KOMPAS.com - Badan Meteorologi, Klimatologi, dan Geofisika (BMKG) menyebutkan, sejumlah daerah di Provinsi Jawa Timur (Jatim), Nusa Tenggara Timur (NTT), dan Nusa Tenggara Barat (NTB) mulai mengalami kekeringan ekstrem setelah nyaris tiga bulan tidak diguyur hujan.
Deputi Klimatologi BMKG Ardhasena Sopaheluwakan di Jakarta mengatakan, 18 kabupaten atau kota dan puluhan kecamatan di tiga provinsi tersebut mengalami kekeringan akibat kurang hujan dengan kategori ekstrem.
Ardhasena meminta semua pihak, secara lintas sektor pada tingkat pusat maupun daerah, mengambil langkah mitigasi.
Baca juga: Danau Tertua di Eropa Terancam Kekeringan
Selain itu, diperlukan penanggulangan secara seksama demi mengurangi dampak yang ditimbulkan kepada masyarakat.
Dia menambahkan, kekeringan ekstrem dapat berimplikasi terhadap berbagai hal di NTB, NTT, Jatim, sebagaimana dilansir Antara, Rabu (24/7/2024).
Contohnya potensi gagal panen atau perubahan periode tanam, semakin berkurang ketersediaan air bersih, hingga meningkatkan potensi kebakaran hutan dan lahan (karhutla).
Ardhasena berharap, upaya mitigasi dan penanggulangan perlu ditingkatkan khususnya pada sejumlah sektor tersebut, setidaknya sampai September yang diperkirakan menjadi akhir puncak musim kering tahun ini.
Baca juga: 17 Juni, Hari Memerangi Penggurunan dan Kekeringan Sedunia
"Termasuk potensi gangguan kesehatan masyarakat salah satunya dari penyebaran penyakit demam berdarah juga perlu diperhatikan karena musim kering dapat meningkatkan frekuensi gigitan nyamuk," kata Ardhasena.
Sampai dengan Sabtu (20/7/2024), tim ahli klimatologi BMKG melaporkan setidaknya ada lima kabupaten dan kota di Provinsi NTT yang mengalami kekeringan ekstrem karena tidak diguyur hujan sejak akhir Mei 2024.
Kelima kabupaten dan kota di NTT tersebut adalah Kota Kupang (Kecamatan Kota Raja, Alak, Maulafa, Kota Lama, Oebobo, Kelapa Lima selama 92 hari tanpa hujan), Kabupaten Belu (Kecamatan Atambua Selatan selama 91 hari tanpa hujan), Sumba Timur (Pandawai, Kahaungu Eti selama 89 hari tanpa hujan), Sabu Raijua (Sabu Barat, Hawu Mahera selama 76 hari tanpa hujan), dan Kupang (Sulamu selama 64 hari tanpa hujan).
Untuk Provinsi NTB, tercatat tiga kabupaten dan kota meliputi Lombok Timur (Kecamatan Sambelia selama 88 hari tanpa hujan), Bima (Belo, Palibelo selama 85 hari tanpa hujan), dan Dompu (Pajo selama 85 hari tanpa hujan).

PERINTAH TUGAS: Menurut teks bacaan tentang kekeringan ekstrem, mengapa upaya mitigasi dan penanggulangan perlu ditingkatkan setidaknya sampai September? Jelaskan dalam satu sampai tiga kalimat. Baris-baris data diambil dari sumber lain, bukan dari teks bacaan.

DATA YANG DITAMPILKAN:
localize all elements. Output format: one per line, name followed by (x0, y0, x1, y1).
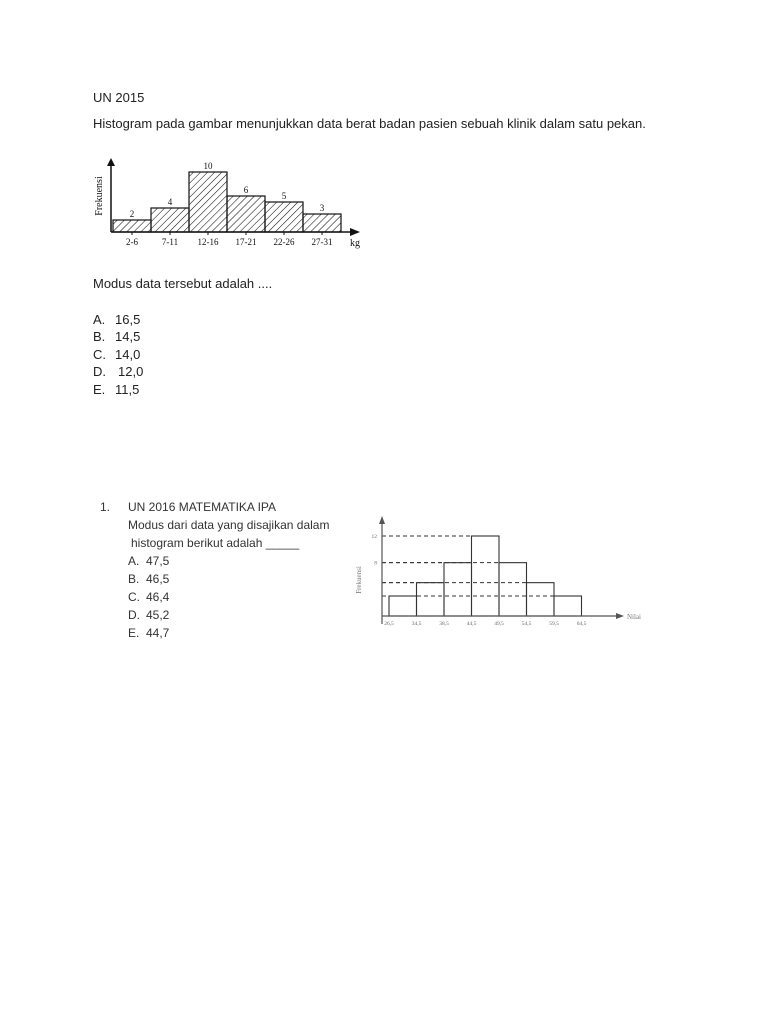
histogram-bar (472, 536, 500, 616)
q2-number: 1. (100, 500, 111, 514)
x-axis-label: Nilai (627, 613, 641, 621)
option-letter: C. (93, 347, 106, 362)
histogram-bar (265, 202, 303, 232)
bar-value-label: 3 (319, 203, 325, 213)
bar-value-label: 4 (167, 197, 173, 207)
bar-value-label: 5 (281, 191, 287, 201)
q2-block (100, 498, 329, 642)
q2-option-c[interactable] (100, 588, 329, 606)
x-tick-label: 27-31 (311, 237, 333, 247)
bar-value-label: 10 (203, 161, 213, 171)
histogram-bar (444, 563, 472, 616)
x-tick-label: 49,5 (494, 621, 504, 627)
bar-value-label: 2 (129, 209, 135, 219)
histogram-bar (227, 196, 265, 232)
option-value: 14,0 (115, 347, 141, 362)
option-letter: D. (93, 364, 106, 379)
q2-option-b[interactable] (100, 570, 329, 588)
x-tick-label: 7-11 (161, 237, 179, 247)
y-axis-label: Frekuensi (94, 176, 105, 216)
x-tick-label: 22-26 (273, 237, 295, 247)
q2-line2: histogram berikut adalah _____ (131, 536, 300, 550)
q1-statement: Histogram pada gambar menunjukkan data berat badan pasien sebuah klinik dalam satu pekan. (93, 116, 646, 131)
y-axis-arrow-icon (379, 516, 385, 524)
q1-option-b[interactable] (93, 328, 140, 345)
x-tick-label: 38,5 (439, 621, 449, 627)
histogram-bar (303, 214, 341, 232)
option-value: 44,7 (146, 626, 170, 640)
option-value: 46,4 (146, 590, 170, 604)
q1-option-d[interactable] (93, 363, 143, 380)
option-value: 14,5 (115, 329, 141, 344)
y-tick-label: 12 (371, 534, 377, 540)
x-tick-label: 12-16 (197, 237, 219, 247)
x-axis-arrow-icon (350, 228, 360, 236)
option-value: 47,5 (146, 554, 170, 568)
histogram-bar (389, 596, 417, 616)
histogram-bar (554, 596, 582, 616)
x-tick-label: 44,5 (466, 621, 477, 627)
histogram-bar (189, 172, 227, 232)
histogram-chart-1 (88, 150, 378, 260)
q1-option-c[interactable] (93, 346, 140, 363)
option-value: 45,2 (146, 608, 170, 622)
bar-value-label: 6 (243, 185, 249, 195)
option-letter: D. (128, 608, 140, 622)
q2-option-a[interactable] (100, 552, 329, 570)
q1-option-a[interactable] (93, 311, 140, 328)
x-tick-label: 2-6 (126, 237, 138, 247)
option-letter: A. (93, 312, 106, 327)
option-value: 12,0 (118, 364, 144, 379)
histogram-bar (417, 583, 445, 616)
histogram-bar (113, 220, 151, 232)
histogram-bar (527, 583, 555, 616)
option-value: 16,5 (115, 312, 141, 327)
option-value: 11,5 (115, 382, 140, 397)
x-axis-label: kg (350, 238, 360, 249)
x-tick-label: 59,5 (549, 621, 559, 627)
x-axis-arrow-icon (616, 613, 624, 619)
q2-heading: UN 2016 MATEMATIKA IPA (128, 500, 277, 514)
option-letter: B. (128, 572, 140, 586)
option-letter: E. (128, 626, 140, 640)
q2-line1: Modus dari data yang disajikan dalam (128, 518, 330, 532)
y-axis-arrow-icon (107, 158, 115, 166)
q1-question: Modus data tersebut adalah .... (93, 276, 273, 291)
x-tick-label: 64,5 (576, 621, 587, 627)
q1-option-e[interactable] (93, 381, 139, 398)
histogram-bar (499, 563, 527, 616)
option-letter: E. (93, 382, 106, 397)
q1-heading: UN 2015 (93, 90, 145, 105)
x-tick-label: 34,5 (411, 621, 422, 627)
x-tick-label: 54,5 (521, 621, 532, 627)
y-axis-label: Frekuensi (355, 566, 363, 594)
histogram-chart-2 (352, 508, 652, 638)
option-letter: A. (128, 554, 140, 568)
q2-option-d[interactable] (100, 606, 329, 624)
x-tick-label: 17-21 (235, 237, 257, 247)
histogram-bar (151, 208, 189, 232)
y-tick-label: 8 (374, 560, 377, 567)
q2-option-e[interactable] (100, 624, 329, 642)
option-letter: B. (93, 329, 106, 344)
option-value: 46,5 (146, 572, 170, 586)
option-letter: C. (128, 590, 140, 604)
x-tick-label: 26,5 (384, 621, 394, 627)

JAWABAN: Upaya mitigasi dan penanggulangan perlu ditingkatkan setidaknya sampai September karena bulan itu diperkirakan menjadi akhir puncak musim kering tahun ini. Peningkatan tersebut terutama diperlukan pada sektor yang terancam, seperti potensi gagal panen atau perubahan periode tanam, berkurangnya ketersediaan air bersih, dan meningkatnya potensi kebakaran hutan dan lahan.